Figure record listings:
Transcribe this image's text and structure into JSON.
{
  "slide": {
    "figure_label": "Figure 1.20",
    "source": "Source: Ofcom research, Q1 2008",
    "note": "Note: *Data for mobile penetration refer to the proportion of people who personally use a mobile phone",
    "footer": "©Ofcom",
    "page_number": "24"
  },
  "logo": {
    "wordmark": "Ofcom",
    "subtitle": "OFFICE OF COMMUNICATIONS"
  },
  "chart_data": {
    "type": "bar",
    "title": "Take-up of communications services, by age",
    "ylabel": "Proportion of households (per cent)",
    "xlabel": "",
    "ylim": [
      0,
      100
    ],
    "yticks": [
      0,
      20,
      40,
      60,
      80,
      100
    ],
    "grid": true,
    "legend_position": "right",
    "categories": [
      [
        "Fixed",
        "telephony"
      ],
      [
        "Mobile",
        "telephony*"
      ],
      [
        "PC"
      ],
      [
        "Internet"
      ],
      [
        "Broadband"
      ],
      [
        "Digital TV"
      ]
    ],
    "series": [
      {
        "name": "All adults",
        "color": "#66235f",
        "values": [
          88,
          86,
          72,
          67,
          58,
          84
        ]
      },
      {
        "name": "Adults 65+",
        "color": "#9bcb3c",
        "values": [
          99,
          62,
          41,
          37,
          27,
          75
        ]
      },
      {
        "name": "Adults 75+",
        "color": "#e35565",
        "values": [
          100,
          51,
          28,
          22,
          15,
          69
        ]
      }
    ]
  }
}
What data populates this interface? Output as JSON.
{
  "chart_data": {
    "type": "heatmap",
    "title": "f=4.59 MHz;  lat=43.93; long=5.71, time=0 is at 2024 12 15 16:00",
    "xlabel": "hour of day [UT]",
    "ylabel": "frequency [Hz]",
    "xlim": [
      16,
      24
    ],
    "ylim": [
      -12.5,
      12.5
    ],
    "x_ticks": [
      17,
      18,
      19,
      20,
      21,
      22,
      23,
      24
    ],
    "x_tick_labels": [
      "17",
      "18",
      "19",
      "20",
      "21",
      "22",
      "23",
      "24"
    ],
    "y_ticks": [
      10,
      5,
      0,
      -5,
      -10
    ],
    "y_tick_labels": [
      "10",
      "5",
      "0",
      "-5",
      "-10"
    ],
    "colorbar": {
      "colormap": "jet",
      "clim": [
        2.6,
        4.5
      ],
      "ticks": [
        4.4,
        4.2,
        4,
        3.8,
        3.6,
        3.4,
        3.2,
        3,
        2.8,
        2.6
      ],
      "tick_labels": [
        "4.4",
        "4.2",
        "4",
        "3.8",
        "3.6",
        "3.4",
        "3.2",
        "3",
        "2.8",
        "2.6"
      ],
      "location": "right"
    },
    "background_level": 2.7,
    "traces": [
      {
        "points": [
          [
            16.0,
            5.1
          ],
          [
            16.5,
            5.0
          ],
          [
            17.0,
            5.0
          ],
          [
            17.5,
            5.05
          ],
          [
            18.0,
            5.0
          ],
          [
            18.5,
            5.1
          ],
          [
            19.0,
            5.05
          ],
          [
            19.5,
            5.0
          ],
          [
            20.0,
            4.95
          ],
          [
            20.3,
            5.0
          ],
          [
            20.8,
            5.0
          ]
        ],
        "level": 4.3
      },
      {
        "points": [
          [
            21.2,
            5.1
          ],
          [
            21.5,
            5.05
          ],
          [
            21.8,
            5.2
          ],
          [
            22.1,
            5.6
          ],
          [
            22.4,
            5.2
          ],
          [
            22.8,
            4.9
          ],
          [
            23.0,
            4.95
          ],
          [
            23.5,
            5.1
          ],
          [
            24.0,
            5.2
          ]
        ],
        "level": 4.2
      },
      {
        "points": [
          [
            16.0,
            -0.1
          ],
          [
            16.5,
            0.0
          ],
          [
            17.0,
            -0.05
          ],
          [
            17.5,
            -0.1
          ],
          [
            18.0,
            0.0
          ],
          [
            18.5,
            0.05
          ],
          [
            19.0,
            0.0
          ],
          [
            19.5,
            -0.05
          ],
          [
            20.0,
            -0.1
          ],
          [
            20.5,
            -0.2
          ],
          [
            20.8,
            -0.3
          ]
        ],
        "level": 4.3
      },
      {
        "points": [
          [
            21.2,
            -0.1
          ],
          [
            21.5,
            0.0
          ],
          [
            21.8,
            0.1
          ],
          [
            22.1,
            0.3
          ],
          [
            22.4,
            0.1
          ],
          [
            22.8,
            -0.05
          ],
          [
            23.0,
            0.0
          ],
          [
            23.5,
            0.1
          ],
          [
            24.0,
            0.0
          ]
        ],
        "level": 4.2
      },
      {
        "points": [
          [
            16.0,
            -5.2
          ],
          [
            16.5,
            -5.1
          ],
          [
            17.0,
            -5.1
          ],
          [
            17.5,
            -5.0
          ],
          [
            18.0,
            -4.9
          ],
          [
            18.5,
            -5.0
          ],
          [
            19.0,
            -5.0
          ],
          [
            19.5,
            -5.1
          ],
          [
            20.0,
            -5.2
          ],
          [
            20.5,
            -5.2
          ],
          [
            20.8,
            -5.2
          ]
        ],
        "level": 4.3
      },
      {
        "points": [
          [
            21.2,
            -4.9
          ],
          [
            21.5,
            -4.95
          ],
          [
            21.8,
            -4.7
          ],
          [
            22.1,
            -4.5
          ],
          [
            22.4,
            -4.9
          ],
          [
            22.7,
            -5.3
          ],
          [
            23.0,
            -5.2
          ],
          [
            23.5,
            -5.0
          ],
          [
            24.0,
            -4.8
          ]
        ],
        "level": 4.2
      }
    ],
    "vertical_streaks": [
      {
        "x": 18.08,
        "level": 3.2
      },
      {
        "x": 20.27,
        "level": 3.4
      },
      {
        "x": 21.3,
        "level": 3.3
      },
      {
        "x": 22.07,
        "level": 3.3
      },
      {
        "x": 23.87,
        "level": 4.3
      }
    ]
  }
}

| Job |
Identify the lines in the entries above that contain "JSON", then copy them out.

| Result of the task |
Transcribe this image's text and structure into JSON.
What data populates this interface? Output as JSON.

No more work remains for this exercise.